WORKING DATA -
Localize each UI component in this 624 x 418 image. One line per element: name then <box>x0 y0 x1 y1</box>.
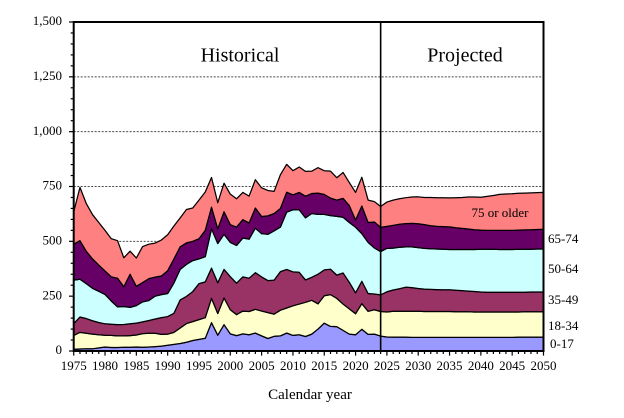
svg-text:Calendar year: Calendar year <box>268 387 352 403</box>
svg-text:0-17: 0-17 <box>550 336 574 351</box>
svg-text:2010: 2010 <box>280 358 306 373</box>
svg-text:1,000: 1,000 <box>33 123 62 138</box>
svg-text:1,500: 1,500 <box>33 13 62 28</box>
svg-text:1995: 1995 <box>186 358 212 373</box>
svg-text:50-64: 50-64 <box>548 261 579 276</box>
svg-text:2020: 2020 <box>343 358 369 373</box>
svg-text:0: 0 <box>56 342 63 357</box>
svg-text:1975: 1975 <box>61 358 87 373</box>
svg-text:1980: 1980 <box>92 358 118 373</box>
svg-text:250: 250 <box>43 287 63 302</box>
svg-text:2005: 2005 <box>249 358 275 373</box>
svg-text:75 or older: 75 or older <box>471 205 529 220</box>
svg-text:Historical: Historical <box>201 45 280 67</box>
svg-text:2030: 2030 <box>405 358 431 373</box>
svg-text:2045: 2045 <box>499 358 525 373</box>
svg-text:2000: 2000 <box>217 358 243 373</box>
svg-text:2025: 2025 <box>374 358 400 373</box>
svg-text:1,250: 1,250 <box>33 68 62 83</box>
svg-text:2035: 2035 <box>437 358 463 373</box>
svg-text:500: 500 <box>43 233 63 248</box>
svg-text:1985: 1985 <box>123 358 149 373</box>
svg-text:35-49: 35-49 <box>548 292 578 307</box>
svg-text:2050: 2050 <box>531 358 557 373</box>
svg-text:1990: 1990 <box>155 358 181 373</box>
svg-text:750: 750 <box>43 178 63 193</box>
svg-text:Projected: Projected <box>427 45 503 67</box>
svg-text:18-34: 18-34 <box>548 318 579 333</box>
svg-text:2040: 2040 <box>468 358 494 373</box>
svg-text:2015: 2015 <box>311 358 337 373</box>
svg-text:65-74: 65-74 <box>548 231 579 246</box>
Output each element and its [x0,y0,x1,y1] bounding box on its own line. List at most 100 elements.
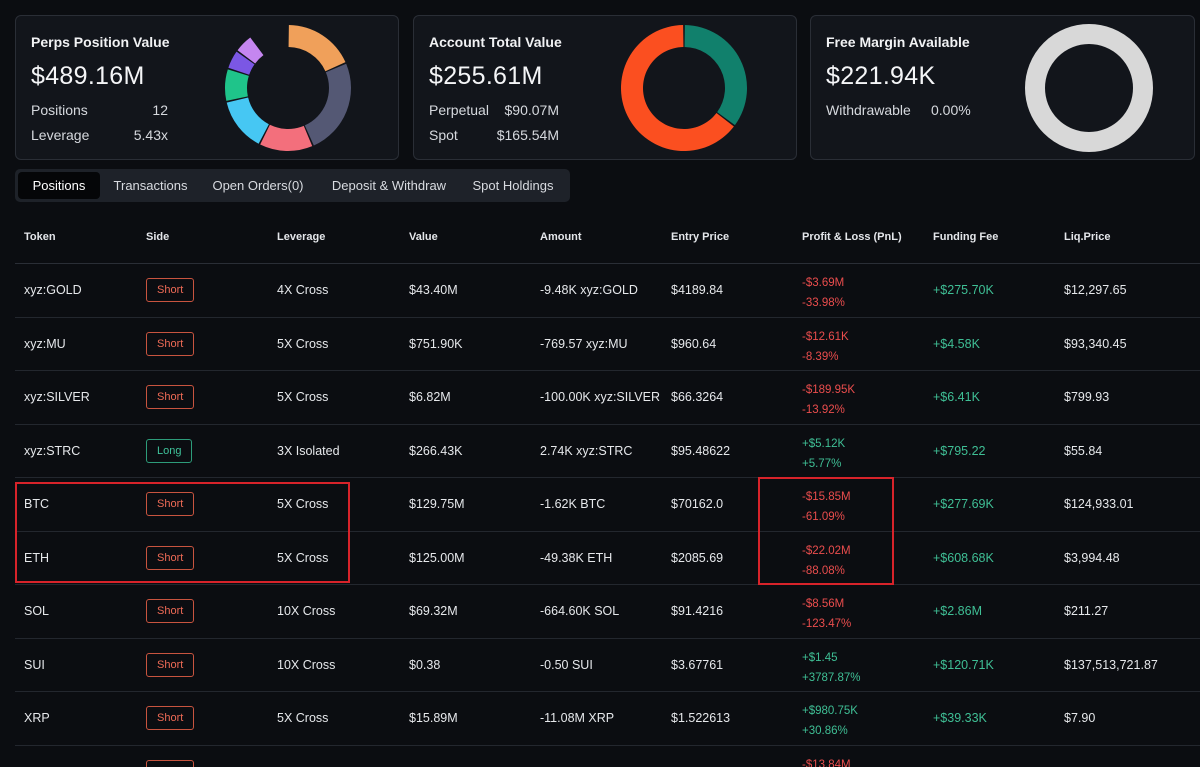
table-row[interactable]: BTC Short 5X Cross $129.75M -1.62K BTC $70162… [15,478,1200,532]
token-cell[interactable]: SOL [24,604,50,618]
kv-value: 0.00% [931,102,971,118]
tab-spot-holdings[interactable]: Spot Holdings [472,178,554,193]
tab-open-orders[interactable]: Open Orders(0) [212,178,304,193]
column-header[interactable]: Side [146,231,170,243]
token-cell[interactable]: xyz:SILVER [24,390,90,404]
donut-segment [226,97,269,144]
free-margin-card: Free Margin Available $221.94K Withdrawa… [810,15,1195,160]
pnl-value: -$3.69M [802,277,845,289]
token-cell[interactable]: xyz:MU [24,336,66,351]
token-cell[interactable]: xyz:STRC [24,443,81,458]
leverage-cell: 5X Cross [277,497,329,511]
entry-price-cell: $95.48622 [671,443,731,458]
token-cell[interactable]: BTC [24,497,49,511]
entry-price-cell: $4189.84 [671,283,724,297]
pnl-value: -$189.95K [802,384,856,396]
liq-price-cell: $124,933.01 [1064,497,1134,511]
table-row[interactable]: SOL Short 10X Cross $69.32M -664.60K SOL $91.… [15,585,1200,639]
perps-donut-chart [225,25,351,151]
liq-price-cell: $93,340.45 [1064,336,1127,351]
pnl-percent: +5.77% [802,457,842,470]
column-header[interactable]: Profit & Loss (PnL) [802,231,902,243]
margin-donut-chart [1025,24,1153,152]
table-row[interactable]: xyz:STRC Long 3X Isolated $266.43K 2.74K xyz… [15,425,1200,478]
table-row[interactable]: ETH Short 5X Cross $125.00M -49.38K ETH $2085… [15,532,1200,585]
pnl-cell: +$1.45 +3787.87% [802,648,861,688]
pnl-percent: -33.98% [802,297,845,309]
card-value: $221.94K [826,62,936,90]
token-cell[interactable]: ETH [24,550,49,565]
column-header[interactable]: Entry Price [671,231,730,243]
card-title: Account Total Value [429,34,562,50]
leverage-cell: 5X Cross [277,336,329,351]
pnl-cell: -$3.69M -33.98% [802,273,845,313]
donut-segment [228,51,255,75]
pnl-percent: -61.09% [802,511,845,523]
side-badge: Short [146,492,195,516]
table-row[interactable]: SUI Short 10X Cross $0.38 -0.50 SUI $3.67761 +… [15,639,1200,692]
pnl-percent: -13.92% [802,404,845,416]
table-row[interactable]: Short -$13.84M [15,746,1200,767]
kv-label: Leverage [31,127,90,143]
tab-deposit-withdraw[interactable]: Deposit & Withdraw [331,178,447,193]
pnl-value: -$22.02M [802,544,851,557]
tab-positions[interactable]: Positions [18,172,100,199]
table-row[interactable]: xyz:MU Short 5X Cross $751.90K -769.57 xyz:M… [15,318,1200,371]
pnl-value: -$15.85M [802,491,851,503]
pnl-cell: -$12.61K -8.39% [802,327,849,367]
kv-value: $165.54M [496,127,559,143]
pnl-percent: +30.86% [802,725,848,737]
funding-fee-cell: +$120.71K [933,657,994,672]
column-header[interactable]: Token [24,231,56,243]
value-cell: $751.90K [409,336,463,351]
side-badge: Short [146,545,195,570]
table-row[interactable]: xyz:SILVER Short 5X Cross $6.82M -100.00K xy… [15,371,1200,425]
value-cell: $129.75M [409,497,465,511]
token-cell[interactable]: XRP [24,711,50,725]
side-badge: Short [146,652,195,677]
column-header[interactable]: Value [409,231,438,243]
column-header[interactable]: Liq.Price [1064,231,1111,243]
leverage-cell: 4X Cross [277,283,329,297]
kv-label: Withdrawable [826,102,911,118]
value-cell: $69.32M [409,604,458,618]
column-header[interactable]: Leverage [277,231,326,243]
value-cell: $125.00M [409,550,465,565]
token-cell[interactable]: xyz:GOLD [24,283,82,297]
side-badge: Long [146,438,193,463]
entry-price-cell: $66.3264 [671,390,724,404]
side-badge: Short [146,599,195,623]
value-cell: $15.89M [409,711,458,725]
donut-segment [260,124,313,151]
column-header[interactable]: Funding Fee [933,231,999,243]
amount-cell: -11.08M XRP [540,711,615,725]
side-badge: Short [146,385,195,409]
leverage-cell: 10X Cross [277,657,336,672]
pnl-value: -$12.61K [802,330,849,343]
donut-segment [621,25,734,151]
entry-price-cell: $1.522613 [671,711,731,725]
token-cell[interactable]: SUI [24,657,45,672]
value-cell: $266.43K [409,443,463,458]
donut-segment [225,69,249,101]
table-row[interactable]: XRP Short 5X Cross $15.89M -11.08M XRP $1.522… [15,692,1200,746]
card-title: Free Margin Available [826,34,970,50]
table-row[interactable]: xyz:GOLD Short 4X Cross $43.40M -9.48K xyz:G… [15,264,1200,318]
leverage-cell: 10X Cross [277,604,336,618]
funding-fee-cell: +$608.68K [933,550,994,565]
kv-label: Perpetual [429,102,489,118]
tab-transactions[interactable]: Transactions [113,178,188,193]
amount-cell: 2.74K xyz:STRC [540,443,633,458]
donut-segment [1025,24,1153,152]
liq-price-cell: $55.84 [1064,443,1103,458]
value-cell: $43.40M [409,283,458,297]
pnl-cell: -$189.95K -13.92% [802,380,855,420]
tab-bar: Positions Transactions Open Orders(0) De… [15,169,570,202]
funding-fee-cell: +$6.41K [933,390,980,404]
pnl-value: +$980.75K [802,705,858,717]
pnl-value: -$13.84M [802,758,851,767]
positions-table: Token Side Leverage Value Amount Entry P… [15,211,1200,767]
pnl-cell: -$8.56M -123.47% [802,594,851,634]
value-cell: $0.38 [409,657,441,672]
column-header[interactable]: Amount [540,231,582,243]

DIRECTIONS FOR THIS TASK - Reproduce all of the records above line for line, leaving out the pictures.

RESULT FOR THIS TASK -
Localize each UI component in this 624 x 418 image. One line per element: name then <box>x0 y0 x1 y1</box>.
svg-text:Calendar year: Calendar year <box>268 387 352 403</box>
svg-text:0-17: 0-17 <box>550 336 574 351</box>
svg-text:2010: 2010 <box>280 358 306 373</box>
svg-text:1,000: 1,000 <box>33 123 62 138</box>
svg-text:1,500: 1,500 <box>33 13 62 28</box>
svg-text:1995: 1995 <box>186 358 212 373</box>
svg-text:50-64: 50-64 <box>548 261 579 276</box>
svg-text:2020: 2020 <box>343 358 369 373</box>
svg-text:0: 0 <box>56 342 63 357</box>
svg-text:1975: 1975 <box>61 358 87 373</box>
svg-text:1980: 1980 <box>92 358 118 373</box>
svg-text:250: 250 <box>43 287 63 302</box>
svg-text:2005: 2005 <box>249 358 275 373</box>
svg-text:75 or older: 75 or older <box>471 205 529 220</box>
svg-text:Historical: Historical <box>201 45 280 67</box>
svg-text:2030: 2030 <box>405 358 431 373</box>
svg-text:2045: 2045 <box>499 358 525 373</box>
svg-text:2000: 2000 <box>217 358 243 373</box>
svg-text:2025: 2025 <box>374 358 400 373</box>
svg-text:1,250: 1,250 <box>33 68 62 83</box>
svg-text:2035: 2035 <box>437 358 463 373</box>
svg-text:500: 500 <box>43 233 63 248</box>
svg-text:1985: 1985 <box>123 358 149 373</box>
svg-text:35-49: 35-49 <box>548 292 578 307</box>
svg-text:2050: 2050 <box>531 358 557 373</box>
svg-text:1990: 1990 <box>155 358 181 373</box>
svg-text:750: 750 <box>43 178 63 193</box>
svg-text:Projected: Projected <box>427 45 503 67</box>
svg-text:18-34: 18-34 <box>548 318 579 333</box>
svg-text:2040: 2040 <box>468 358 494 373</box>
svg-text:2015: 2015 <box>311 358 337 373</box>
svg-text:65-74: 65-74 <box>548 231 579 246</box>
Output each element and its [x0,y0,x1,y1] bounding box on its own line. List at most 100 elements.
table-row[interactable]: BTC Short 5X Cross $129.75M -1.62K BTC $70162… [15,478,1200,532]
token-cell[interactable]: SOL [24,604,50,618]
kv-value: 0.00% [931,102,971,118]
tab-spot-holdings[interactable]: Spot Holdings [472,178,554,193]
tab-open-orders[interactable]: Open Orders(0) [212,178,304,193]
column-header[interactable]: Side [146,231,170,243]
token-cell[interactable]: xyz:SILVER [24,390,90,404]
donut-segment [226,97,269,144]
free-margin-card: Free Margin Available $221.94K Withdrawa… [810,15,1195,160]
pnl-value: -$3.69M [802,277,845,289]
token-cell[interactable]: xyz:MU [24,336,66,351]
token-cell[interactable]: xyz:STRC [24,443,81,458]
leverage-cell: 5X Cross [277,497,329,511]
entry-price-cell: $95.48622 [671,443,731,458]
token-cell[interactable]: BTC [24,497,49,511]
entry-price-cell: $4189.84 [671,283,724,297]
pnl-value: -$189.95K [802,384,856,396]
liq-price-cell: $124,933.01 [1064,497,1134,511]
table-row[interactable]: SOL Short 10X Cross $69.32M -664.60K SOL $91.… [15,585,1200,639]
perps-donut-chart [225,25,351,151]
liq-price-cell: $93,340.45 [1064,336,1127,351]
pnl-percent: +5.77% [802,457,842,470]
column-header[interactable]: Profit & Loss (PnL) [802,231,902,243]
margin-donut-chart [1025,24,1153,152]
table-row[interactable]: xyz:STRC Long 3X Isolated $266.43K 2.74K xyz… [15,425,1200,478]
table-row[interactable]: ETH Short 5X Cross $125.00M -49.38K ETH $2085… [15,532,1200,585]
pnl-cell: +$1.45 +3787.87% [802,648,861,688]
pnl-percent: -33.98% [802,297,845,309]
card-value: $221.94K [826,62,936,90]
token-cell[interactable]: ETH [24,550,49,565]
column-header[interactable]: Entry Price [671,231,730,243]
card-title: Account Total Value [429,34,562,50]
leverage-cell: 5X Cross [277,336,329,351]
pnl-cell: -$3.69M -33.98% [802,273,845,313]
donut-segment [228,51,255,75]
pnl-percent: -61.09% [802,511,845,523]
side-badge: Short [146,492,195,516]
table-row[interactable]: SUI Short 10X Cross $0.38 -0.50 SUI $3.67761 +… [15,639,1200,692]
pnl-percent: -13.92% [802,404,845,416]
table-row[interactable]: Short -$13.84M [15,746,1200,767]
kv-label: Leverage [31,127,90,143]
tab-deposit-withdraw[interactable]: Deposit & Withdraw [331,178,447,193]
pnl-value: -$22.02M [802,544,851,557]
tab-positions[interactable]: Positions [18,172,100,199]
table-row[interactable]: xyz:MU Short 5X Cross $751.90K -769.57 xyz:M… [15,318,1200,371]
pnl-value: -$15.85M [802,491,851,503]
pnl-cell: -$12.61K -8.39% [802,327,849,367]
kv-value: $165.54M [496,127,559,143]
pnl-percent: +30.86% [802,725,848,737]
funding-fee-cell: +$120.71K [933,657,994,672]
column-header[interactable]: Token [24,231,56,243]
value-cell: $751.90K [409,336,463,351]
side-badge: Short [146,545,195,570]
table-row[interactable]: xyz:SILVER Short 5X Cross $6.82M -100.00K xy… [15,371,1200,425]
value-cell: $129.75M [409,497,465,511]
token-cell[interactable]: XRP [24,711,50,725]
side-badge: Short [146,652,195,677]
column-header[interactable]: Value [409,231,438,243]
column-header[interactable]: Liq.Price [1064,231,1111,243]
leverage-cell: 4X Cross [277,283,329,297]
kv-label: Withdrawable [826,102,911,118]
value-cell: $69.32M [409,604,458,618]
column-header[interactable]: Leverage [277,231,326,243]
value-cell: $125.00M [409,550,465,565]
token-cell[interactable]: xyz:GOLD [24,283,82,297]
side-badge: Long [146,438,193,463]
entry-price-cell: $66.3264 [671,390,724,404]
side-badge: Short [146,599,195,623]
value-cell: $15.89M [409,711,458,725]
donut-segment [260,124,313,151]
column-header[interactable]: Funding Fee [933,231,999,243]
amount-cell: -11.08M XRP [540,711,615,725]
side-badge: Short [146,385,195,409]
leverage-cell: 10X Cross [277,657,336,672]
pnl-value: -$12.61K [802,330,849,343]
donut-segment [621,25,734,151]
entry-price-cell: $1.522613 [671,711,731,725]
token-cell[interactable]: SUI [24,657,45,672]
value-cell: $266.43K [409,443,463,458]
donut-segment [225,69,249,101]
table-row[interactable]: XRP Short 5X Cross $15.89M -11.08M XRP $1.522… [15,692,1200,746]
card-title: Free Margin Available [826,34,970,50]
table-row[interactable]: xyz:GOLD Short 4X Cross $43.40M -9.48K xyz:G… [15,264,1200,318]
leverage-cell: 10X Cross [277,604,336,618]
funding-fee-cell: +$608.68K [933,550,994,565]
kv-label: Perpetual [429,102,489,118]
tab-transactions[interactable]: Transactions [113,178,188,193]
amount-cell: 2.74K xyz:STRC [540,443,633,458]
donut-segment [1025,24,1153,152]
liq-price-cell: $55.84 [1064,443,1103,458]
value-cell: $43.40M [409,283,458,297]
pnl-cell: -$189.95K -13.92% [802,380,855,420]
tab-bar: Positions Transactions Open Orders(0) De… [15,169,570,202]
funding-fee-cell: +$6.41K [933,390,980,404]
pnl-value: +$980.75K [802,705,858,717]
pnl-value: -$13.84M [802,758,851,767]
positions-table: Token Side Leverage Value Amount Entry P… [15,211,1200,767]
pnl-cell: -$8.56M -123.47% [802,594,851,634]
value-cell: $0.38 [409,657,441,672]
column-header[interactable]: Amount [540,231,582,243]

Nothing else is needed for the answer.